### DESCRIPTION OF THE TASK
Of all the lines in the material, how many include the word "PCRW"? Reply with the number alone.

----- DATA LISTING -----

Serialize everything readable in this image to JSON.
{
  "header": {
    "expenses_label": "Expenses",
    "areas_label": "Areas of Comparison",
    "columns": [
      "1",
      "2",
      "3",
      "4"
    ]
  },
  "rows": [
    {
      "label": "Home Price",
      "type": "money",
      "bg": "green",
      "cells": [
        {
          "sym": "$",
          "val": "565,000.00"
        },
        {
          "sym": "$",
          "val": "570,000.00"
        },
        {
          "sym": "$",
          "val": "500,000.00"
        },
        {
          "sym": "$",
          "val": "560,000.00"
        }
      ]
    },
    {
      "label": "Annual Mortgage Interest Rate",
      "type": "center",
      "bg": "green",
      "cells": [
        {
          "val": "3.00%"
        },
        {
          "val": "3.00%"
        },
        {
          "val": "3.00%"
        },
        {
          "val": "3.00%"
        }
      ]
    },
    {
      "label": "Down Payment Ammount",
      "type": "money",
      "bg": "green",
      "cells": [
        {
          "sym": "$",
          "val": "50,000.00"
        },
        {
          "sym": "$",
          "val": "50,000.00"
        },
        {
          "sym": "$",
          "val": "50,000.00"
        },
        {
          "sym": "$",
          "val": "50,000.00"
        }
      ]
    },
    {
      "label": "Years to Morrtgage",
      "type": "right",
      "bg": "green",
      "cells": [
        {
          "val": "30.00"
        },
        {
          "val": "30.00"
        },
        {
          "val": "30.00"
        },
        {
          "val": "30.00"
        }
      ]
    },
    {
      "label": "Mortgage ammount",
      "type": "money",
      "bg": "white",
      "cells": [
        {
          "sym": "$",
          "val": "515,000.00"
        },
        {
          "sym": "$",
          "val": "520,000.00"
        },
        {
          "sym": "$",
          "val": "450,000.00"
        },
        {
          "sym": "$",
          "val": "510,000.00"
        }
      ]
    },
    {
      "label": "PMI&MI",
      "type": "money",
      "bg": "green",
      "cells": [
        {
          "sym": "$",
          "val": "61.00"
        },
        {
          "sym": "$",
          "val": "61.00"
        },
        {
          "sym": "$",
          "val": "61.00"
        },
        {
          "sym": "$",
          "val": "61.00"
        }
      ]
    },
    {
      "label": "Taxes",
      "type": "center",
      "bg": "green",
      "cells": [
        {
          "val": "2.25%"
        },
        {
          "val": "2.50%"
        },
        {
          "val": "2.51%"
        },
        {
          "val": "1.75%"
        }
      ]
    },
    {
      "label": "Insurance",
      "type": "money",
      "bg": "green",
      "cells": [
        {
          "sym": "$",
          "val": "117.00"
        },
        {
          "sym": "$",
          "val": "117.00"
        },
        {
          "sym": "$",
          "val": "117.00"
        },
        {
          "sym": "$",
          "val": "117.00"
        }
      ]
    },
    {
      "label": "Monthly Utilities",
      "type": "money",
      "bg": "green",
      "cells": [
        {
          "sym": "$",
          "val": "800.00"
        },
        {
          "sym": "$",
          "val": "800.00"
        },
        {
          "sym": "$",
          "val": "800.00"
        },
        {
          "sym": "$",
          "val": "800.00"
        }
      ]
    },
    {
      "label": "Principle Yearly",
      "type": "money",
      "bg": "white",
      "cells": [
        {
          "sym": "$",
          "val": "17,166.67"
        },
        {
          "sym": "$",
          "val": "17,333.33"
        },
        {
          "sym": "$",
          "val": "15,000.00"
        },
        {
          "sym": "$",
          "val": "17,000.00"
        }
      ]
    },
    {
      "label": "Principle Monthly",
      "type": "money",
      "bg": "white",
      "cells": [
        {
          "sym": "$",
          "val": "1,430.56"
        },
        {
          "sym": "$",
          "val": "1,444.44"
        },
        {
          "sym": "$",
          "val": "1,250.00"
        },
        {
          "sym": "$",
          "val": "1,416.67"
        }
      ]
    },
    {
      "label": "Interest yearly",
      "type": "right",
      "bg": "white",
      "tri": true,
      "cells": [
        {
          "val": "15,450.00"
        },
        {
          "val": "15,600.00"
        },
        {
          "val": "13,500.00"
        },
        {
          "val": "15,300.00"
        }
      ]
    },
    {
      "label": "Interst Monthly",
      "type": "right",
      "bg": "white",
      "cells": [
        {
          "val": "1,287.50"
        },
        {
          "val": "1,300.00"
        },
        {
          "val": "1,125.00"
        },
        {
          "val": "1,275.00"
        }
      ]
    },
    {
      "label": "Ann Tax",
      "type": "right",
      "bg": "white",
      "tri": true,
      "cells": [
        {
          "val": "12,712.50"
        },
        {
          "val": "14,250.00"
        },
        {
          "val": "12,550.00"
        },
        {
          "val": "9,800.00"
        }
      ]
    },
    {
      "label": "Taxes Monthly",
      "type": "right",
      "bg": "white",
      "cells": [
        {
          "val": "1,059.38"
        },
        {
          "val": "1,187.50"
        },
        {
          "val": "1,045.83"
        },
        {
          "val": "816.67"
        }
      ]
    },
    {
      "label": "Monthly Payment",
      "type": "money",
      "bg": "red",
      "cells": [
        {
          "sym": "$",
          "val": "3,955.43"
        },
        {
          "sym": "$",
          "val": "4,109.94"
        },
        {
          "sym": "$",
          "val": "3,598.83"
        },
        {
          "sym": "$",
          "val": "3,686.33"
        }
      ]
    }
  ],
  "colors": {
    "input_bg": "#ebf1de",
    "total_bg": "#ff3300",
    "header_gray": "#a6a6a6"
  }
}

-----
----- DATA LISTING -----

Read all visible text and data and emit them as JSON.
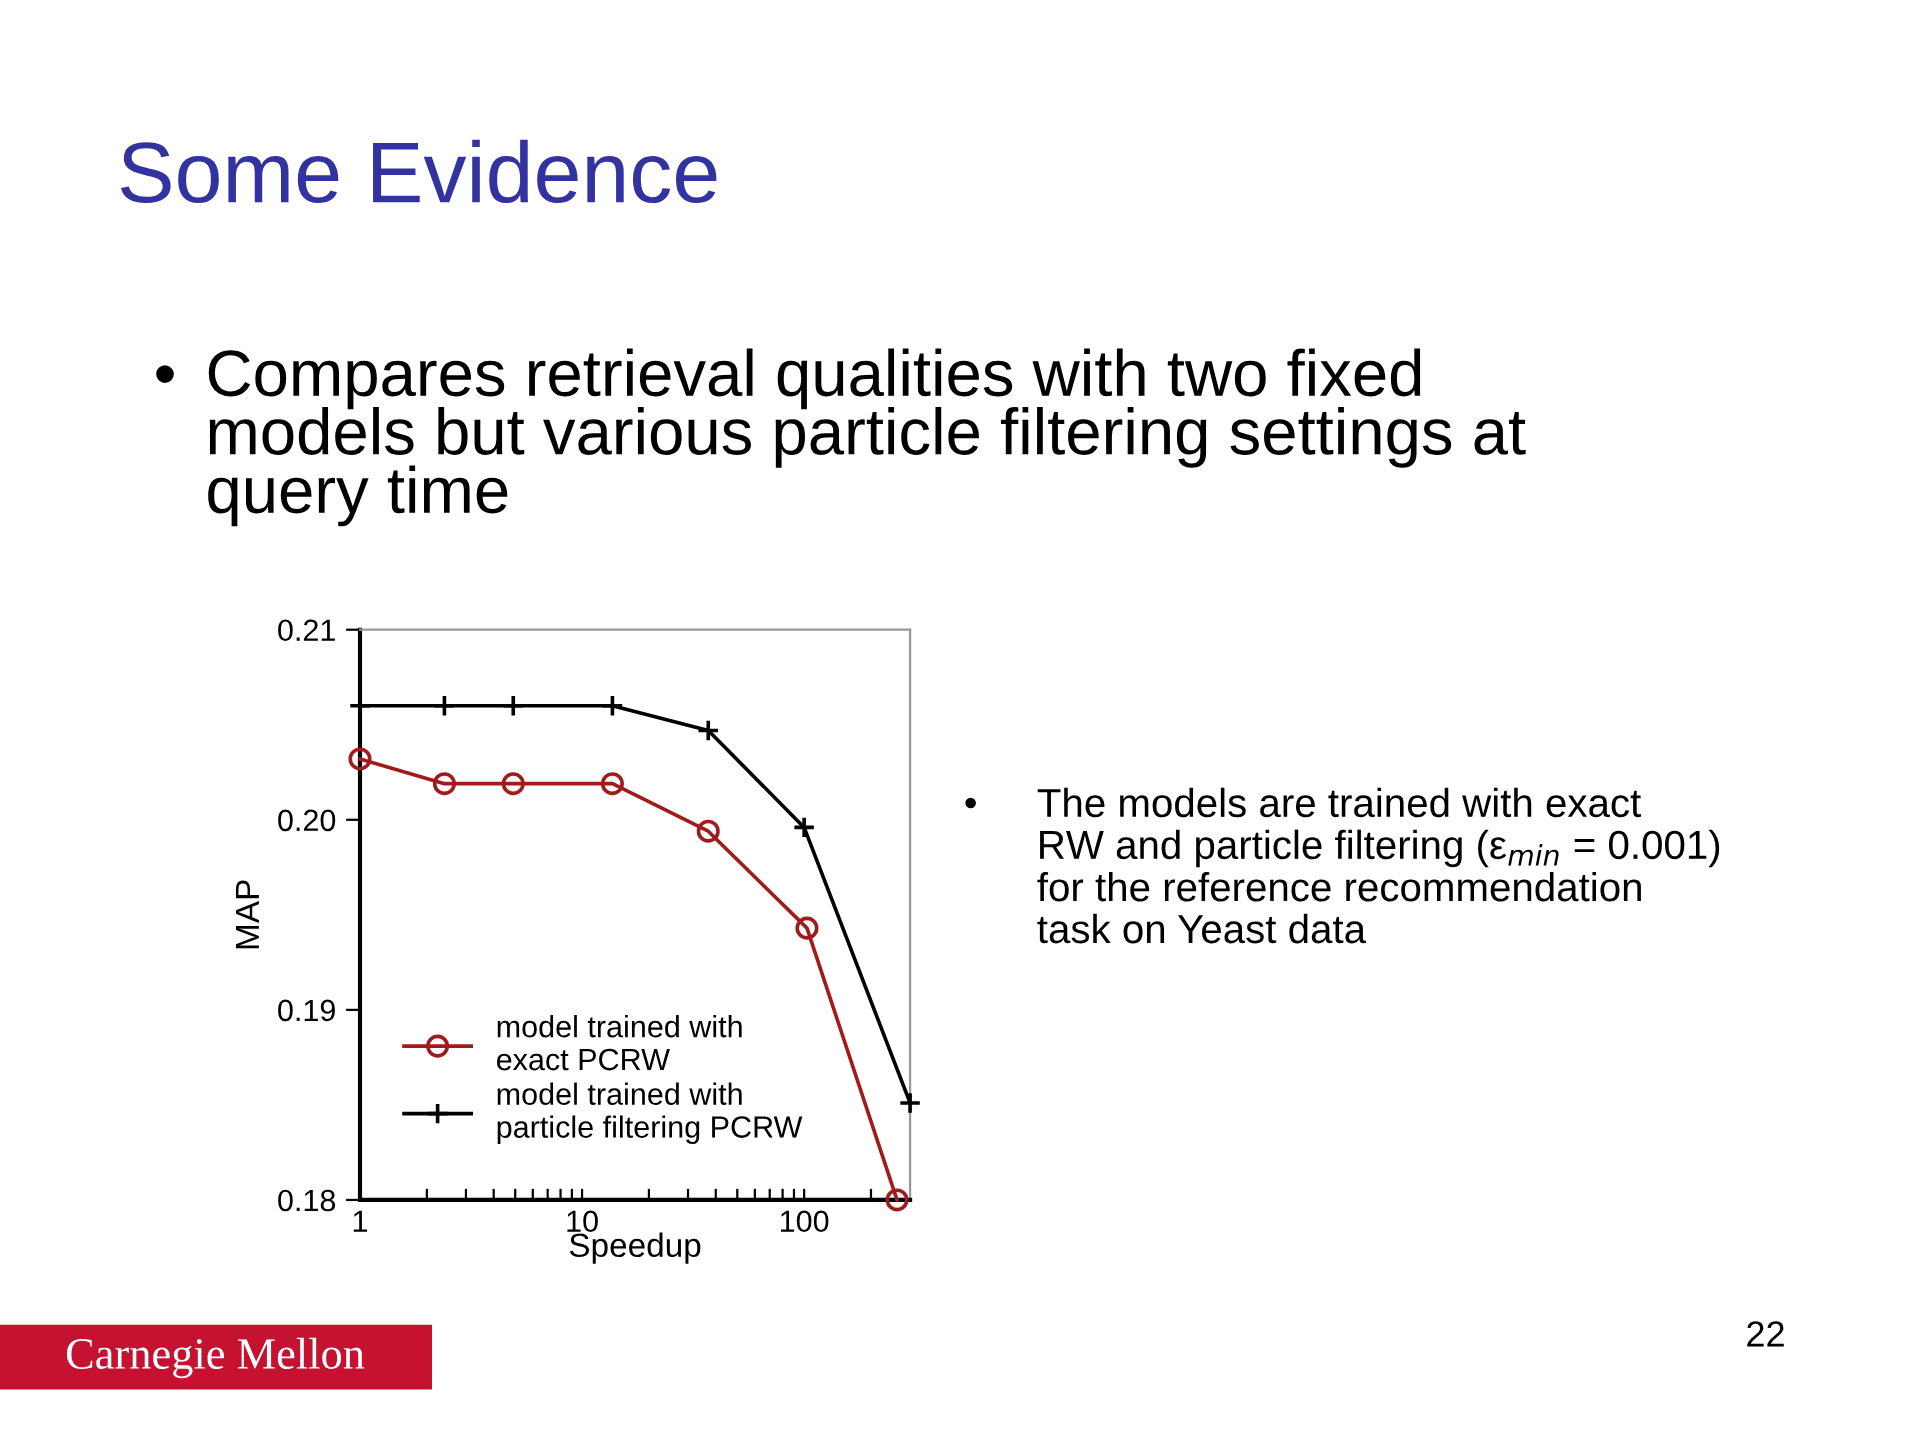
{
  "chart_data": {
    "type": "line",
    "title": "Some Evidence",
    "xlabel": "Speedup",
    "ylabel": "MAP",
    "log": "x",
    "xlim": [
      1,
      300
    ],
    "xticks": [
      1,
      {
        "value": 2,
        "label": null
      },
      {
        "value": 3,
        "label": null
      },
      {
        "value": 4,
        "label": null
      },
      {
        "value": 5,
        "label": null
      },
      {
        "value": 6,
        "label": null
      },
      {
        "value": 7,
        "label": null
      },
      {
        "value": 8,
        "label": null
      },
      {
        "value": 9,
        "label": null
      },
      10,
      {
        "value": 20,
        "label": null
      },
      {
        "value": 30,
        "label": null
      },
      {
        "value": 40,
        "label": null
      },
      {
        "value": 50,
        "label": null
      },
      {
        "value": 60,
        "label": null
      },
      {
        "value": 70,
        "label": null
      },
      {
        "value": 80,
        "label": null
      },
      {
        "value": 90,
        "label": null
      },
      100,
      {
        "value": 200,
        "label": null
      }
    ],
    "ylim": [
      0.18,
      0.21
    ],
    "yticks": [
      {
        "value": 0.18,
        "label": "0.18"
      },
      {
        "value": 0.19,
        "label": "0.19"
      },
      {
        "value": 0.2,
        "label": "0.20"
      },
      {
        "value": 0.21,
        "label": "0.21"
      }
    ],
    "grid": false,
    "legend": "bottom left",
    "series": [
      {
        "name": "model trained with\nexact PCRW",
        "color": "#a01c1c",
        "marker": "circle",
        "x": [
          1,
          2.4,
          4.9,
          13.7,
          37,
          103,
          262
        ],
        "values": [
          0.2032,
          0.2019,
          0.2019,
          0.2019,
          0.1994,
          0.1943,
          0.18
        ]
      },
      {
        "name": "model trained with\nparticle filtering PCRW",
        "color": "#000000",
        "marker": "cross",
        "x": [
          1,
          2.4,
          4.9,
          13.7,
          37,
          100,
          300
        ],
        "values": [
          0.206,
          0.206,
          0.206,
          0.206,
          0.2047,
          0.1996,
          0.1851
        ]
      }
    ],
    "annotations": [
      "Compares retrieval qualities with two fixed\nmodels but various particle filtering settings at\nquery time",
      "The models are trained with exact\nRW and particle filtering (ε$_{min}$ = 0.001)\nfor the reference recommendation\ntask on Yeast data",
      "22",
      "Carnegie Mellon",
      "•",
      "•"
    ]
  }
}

-----

### TASK RESPONSE
2